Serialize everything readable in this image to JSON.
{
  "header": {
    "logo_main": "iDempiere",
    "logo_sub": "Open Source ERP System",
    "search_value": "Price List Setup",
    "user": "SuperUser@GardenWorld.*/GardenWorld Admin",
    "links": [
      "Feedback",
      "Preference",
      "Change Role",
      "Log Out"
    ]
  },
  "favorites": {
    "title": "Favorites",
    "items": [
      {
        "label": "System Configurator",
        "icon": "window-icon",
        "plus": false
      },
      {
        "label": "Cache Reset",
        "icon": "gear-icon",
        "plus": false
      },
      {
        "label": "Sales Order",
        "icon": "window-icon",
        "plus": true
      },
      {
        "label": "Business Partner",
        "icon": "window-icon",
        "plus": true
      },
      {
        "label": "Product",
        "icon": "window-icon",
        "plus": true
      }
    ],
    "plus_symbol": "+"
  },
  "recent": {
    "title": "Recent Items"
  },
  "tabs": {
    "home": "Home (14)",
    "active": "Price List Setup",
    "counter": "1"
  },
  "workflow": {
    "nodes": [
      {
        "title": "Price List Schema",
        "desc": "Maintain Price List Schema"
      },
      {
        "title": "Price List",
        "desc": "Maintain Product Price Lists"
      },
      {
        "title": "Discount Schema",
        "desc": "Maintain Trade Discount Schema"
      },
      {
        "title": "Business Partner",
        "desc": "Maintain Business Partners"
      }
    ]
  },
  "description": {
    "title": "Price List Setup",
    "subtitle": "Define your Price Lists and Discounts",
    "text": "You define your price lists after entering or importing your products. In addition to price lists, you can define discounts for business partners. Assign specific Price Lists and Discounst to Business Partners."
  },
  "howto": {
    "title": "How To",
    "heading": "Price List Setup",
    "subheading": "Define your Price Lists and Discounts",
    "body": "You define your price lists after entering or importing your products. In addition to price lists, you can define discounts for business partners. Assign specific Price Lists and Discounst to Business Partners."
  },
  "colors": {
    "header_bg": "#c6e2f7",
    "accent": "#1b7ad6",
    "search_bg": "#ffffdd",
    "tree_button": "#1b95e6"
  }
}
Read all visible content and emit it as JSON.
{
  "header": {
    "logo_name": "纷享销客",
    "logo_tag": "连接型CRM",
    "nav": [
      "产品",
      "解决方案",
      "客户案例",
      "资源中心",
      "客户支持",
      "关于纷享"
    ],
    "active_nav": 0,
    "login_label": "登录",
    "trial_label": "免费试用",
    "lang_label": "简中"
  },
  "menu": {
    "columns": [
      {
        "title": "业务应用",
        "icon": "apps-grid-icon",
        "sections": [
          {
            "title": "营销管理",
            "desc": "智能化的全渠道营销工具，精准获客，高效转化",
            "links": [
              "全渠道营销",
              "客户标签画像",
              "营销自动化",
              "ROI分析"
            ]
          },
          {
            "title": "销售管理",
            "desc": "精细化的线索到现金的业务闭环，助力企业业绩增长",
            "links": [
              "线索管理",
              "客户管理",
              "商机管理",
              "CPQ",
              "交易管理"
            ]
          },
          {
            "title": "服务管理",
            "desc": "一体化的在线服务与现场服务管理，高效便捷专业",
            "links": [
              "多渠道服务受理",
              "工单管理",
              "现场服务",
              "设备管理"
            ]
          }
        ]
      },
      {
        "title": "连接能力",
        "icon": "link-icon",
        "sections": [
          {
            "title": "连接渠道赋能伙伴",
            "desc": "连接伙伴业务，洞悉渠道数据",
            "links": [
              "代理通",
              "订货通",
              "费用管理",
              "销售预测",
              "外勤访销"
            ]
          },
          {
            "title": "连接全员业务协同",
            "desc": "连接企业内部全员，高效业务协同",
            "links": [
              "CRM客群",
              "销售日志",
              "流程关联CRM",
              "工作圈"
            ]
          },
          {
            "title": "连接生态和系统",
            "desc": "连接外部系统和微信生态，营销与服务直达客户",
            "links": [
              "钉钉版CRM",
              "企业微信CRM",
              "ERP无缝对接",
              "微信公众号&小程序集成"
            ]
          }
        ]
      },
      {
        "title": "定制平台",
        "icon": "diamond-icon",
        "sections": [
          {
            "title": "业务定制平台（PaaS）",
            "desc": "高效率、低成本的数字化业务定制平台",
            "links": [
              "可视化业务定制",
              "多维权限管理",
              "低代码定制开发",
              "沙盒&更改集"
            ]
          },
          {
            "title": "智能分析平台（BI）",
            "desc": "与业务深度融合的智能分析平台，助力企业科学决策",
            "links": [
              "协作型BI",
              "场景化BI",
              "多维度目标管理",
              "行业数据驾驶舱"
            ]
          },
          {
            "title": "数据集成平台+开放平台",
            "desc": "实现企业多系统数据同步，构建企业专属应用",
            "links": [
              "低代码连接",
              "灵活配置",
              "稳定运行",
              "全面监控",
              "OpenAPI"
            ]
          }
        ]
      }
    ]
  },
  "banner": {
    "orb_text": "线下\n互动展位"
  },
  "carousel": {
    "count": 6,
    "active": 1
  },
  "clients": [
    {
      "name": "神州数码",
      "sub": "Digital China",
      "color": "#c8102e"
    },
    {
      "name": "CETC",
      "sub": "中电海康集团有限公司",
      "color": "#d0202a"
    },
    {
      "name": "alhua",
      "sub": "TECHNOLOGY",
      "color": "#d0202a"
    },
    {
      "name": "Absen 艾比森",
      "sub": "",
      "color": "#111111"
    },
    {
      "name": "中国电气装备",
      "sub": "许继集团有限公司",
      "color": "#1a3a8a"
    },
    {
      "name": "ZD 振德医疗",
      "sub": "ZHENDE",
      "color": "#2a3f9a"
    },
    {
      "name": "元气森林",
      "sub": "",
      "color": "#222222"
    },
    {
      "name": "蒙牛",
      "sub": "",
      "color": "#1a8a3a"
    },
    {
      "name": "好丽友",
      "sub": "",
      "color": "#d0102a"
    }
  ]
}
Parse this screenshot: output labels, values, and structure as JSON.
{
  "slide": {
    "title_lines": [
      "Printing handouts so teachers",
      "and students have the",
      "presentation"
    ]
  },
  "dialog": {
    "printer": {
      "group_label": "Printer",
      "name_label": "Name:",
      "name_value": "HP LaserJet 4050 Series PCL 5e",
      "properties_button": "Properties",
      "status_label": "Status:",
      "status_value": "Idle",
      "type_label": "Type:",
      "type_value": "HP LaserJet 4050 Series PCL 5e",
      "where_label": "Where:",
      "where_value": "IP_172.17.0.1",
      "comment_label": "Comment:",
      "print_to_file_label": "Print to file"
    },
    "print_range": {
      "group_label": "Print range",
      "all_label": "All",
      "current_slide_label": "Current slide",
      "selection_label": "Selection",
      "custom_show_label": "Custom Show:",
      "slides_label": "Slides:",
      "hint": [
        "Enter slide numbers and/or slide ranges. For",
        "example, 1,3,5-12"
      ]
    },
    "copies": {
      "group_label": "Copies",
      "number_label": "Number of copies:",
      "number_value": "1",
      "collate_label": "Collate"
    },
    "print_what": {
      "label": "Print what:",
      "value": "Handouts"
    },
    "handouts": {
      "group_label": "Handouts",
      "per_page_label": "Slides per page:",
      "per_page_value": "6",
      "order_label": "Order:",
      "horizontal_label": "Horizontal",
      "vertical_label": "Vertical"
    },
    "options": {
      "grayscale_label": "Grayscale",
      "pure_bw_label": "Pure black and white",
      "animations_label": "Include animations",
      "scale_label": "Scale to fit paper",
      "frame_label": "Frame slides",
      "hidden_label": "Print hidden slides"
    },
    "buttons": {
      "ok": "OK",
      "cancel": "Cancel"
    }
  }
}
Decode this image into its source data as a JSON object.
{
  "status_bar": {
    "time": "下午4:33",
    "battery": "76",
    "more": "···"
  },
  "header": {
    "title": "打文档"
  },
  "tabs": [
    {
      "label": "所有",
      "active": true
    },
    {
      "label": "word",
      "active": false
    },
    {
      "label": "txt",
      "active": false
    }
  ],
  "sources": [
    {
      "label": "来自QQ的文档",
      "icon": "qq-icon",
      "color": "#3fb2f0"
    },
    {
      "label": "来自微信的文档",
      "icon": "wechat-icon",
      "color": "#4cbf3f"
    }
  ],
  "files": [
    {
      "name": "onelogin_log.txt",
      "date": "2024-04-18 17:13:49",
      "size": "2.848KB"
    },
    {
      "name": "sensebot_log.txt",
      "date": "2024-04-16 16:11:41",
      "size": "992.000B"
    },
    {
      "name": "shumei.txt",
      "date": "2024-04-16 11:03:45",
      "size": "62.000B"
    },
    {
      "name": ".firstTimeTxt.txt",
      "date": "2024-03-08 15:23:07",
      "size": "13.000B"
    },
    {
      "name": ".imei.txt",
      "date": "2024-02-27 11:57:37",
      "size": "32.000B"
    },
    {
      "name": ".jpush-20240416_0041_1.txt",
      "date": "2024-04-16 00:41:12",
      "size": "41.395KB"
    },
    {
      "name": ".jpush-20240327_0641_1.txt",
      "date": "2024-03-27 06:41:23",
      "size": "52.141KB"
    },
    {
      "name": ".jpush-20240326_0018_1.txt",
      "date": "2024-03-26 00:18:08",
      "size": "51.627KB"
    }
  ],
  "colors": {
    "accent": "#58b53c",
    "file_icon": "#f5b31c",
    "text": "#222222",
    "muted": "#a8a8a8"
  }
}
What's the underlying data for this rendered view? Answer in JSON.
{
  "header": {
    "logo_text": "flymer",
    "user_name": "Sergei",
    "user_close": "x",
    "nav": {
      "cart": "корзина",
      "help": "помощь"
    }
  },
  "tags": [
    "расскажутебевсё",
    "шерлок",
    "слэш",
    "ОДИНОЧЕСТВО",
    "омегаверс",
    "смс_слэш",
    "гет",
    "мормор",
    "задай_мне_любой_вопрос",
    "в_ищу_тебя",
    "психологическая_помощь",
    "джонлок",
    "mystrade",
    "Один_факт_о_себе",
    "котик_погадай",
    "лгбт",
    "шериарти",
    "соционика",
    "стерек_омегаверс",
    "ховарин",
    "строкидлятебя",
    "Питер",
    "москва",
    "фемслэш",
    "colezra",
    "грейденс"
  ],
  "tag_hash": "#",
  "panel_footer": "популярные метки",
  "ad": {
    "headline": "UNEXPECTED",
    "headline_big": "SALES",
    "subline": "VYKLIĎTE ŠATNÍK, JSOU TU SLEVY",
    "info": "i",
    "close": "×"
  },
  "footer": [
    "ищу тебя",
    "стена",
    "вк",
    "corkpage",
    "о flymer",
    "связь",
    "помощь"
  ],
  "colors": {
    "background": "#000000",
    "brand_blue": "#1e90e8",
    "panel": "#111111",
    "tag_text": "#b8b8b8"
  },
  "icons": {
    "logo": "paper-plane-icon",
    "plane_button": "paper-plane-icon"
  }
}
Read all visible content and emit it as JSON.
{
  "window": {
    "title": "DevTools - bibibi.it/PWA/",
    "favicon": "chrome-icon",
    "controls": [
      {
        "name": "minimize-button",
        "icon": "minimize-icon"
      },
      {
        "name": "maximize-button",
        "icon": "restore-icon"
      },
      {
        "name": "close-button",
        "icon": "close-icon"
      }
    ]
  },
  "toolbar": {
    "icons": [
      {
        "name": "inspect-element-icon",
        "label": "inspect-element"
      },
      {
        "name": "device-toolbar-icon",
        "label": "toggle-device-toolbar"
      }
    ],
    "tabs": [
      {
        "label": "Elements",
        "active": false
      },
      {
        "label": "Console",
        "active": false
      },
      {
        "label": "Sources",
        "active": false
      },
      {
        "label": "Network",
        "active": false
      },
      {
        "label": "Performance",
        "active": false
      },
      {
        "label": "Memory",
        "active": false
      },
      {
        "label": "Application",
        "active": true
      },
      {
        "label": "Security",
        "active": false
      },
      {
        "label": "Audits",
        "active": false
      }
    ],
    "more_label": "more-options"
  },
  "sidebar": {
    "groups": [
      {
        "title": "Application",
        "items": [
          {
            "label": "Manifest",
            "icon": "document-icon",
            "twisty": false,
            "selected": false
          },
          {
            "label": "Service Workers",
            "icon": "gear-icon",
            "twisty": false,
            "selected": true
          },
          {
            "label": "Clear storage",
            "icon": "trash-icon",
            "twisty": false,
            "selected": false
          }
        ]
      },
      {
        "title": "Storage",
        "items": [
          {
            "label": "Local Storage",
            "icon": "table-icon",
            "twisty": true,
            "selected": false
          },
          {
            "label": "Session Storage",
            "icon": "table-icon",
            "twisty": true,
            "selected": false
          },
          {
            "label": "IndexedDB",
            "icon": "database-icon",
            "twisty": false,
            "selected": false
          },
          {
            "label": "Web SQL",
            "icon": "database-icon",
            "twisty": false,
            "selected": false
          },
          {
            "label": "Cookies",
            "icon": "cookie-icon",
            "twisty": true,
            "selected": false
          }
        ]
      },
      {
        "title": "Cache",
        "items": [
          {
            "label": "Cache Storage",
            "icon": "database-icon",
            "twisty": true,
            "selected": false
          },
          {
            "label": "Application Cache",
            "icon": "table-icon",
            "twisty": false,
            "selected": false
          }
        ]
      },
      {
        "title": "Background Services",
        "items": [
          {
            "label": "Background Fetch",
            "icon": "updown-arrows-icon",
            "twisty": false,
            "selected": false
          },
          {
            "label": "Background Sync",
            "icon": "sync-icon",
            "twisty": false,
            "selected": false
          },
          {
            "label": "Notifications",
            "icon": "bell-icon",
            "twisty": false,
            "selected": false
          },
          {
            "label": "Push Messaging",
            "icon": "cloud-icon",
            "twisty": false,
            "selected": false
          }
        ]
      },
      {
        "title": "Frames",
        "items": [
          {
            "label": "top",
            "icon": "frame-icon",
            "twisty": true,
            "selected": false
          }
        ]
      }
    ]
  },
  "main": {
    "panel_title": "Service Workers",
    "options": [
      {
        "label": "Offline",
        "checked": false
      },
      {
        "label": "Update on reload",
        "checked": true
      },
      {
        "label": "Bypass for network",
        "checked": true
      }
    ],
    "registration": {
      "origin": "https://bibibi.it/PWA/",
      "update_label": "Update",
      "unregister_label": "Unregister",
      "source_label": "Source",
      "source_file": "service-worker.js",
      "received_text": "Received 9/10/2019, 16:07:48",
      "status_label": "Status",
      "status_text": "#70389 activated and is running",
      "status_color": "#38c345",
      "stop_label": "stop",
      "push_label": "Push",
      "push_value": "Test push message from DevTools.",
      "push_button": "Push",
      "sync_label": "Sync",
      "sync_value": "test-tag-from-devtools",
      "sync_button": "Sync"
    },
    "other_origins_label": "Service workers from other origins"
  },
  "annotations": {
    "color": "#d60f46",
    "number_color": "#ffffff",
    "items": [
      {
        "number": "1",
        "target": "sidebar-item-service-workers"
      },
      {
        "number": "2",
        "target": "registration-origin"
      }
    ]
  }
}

○ ○ ○ ○

:: DO THIS ::
The lines to collect are those holding the string "Discounst"; copy them all.

:: FULL ANSWER ::
    "text": "You define your price lists after entering or importing your products. In addition to price lists, you can define discounts for business partners. Assign specific Price Lists and Discounst to Business Partners."
    "body": "You define your price lists after entering or importing your products. In addition to price lists, you can define discounts for business partners. Assign specific Price Lists and Discounst to Business Partners."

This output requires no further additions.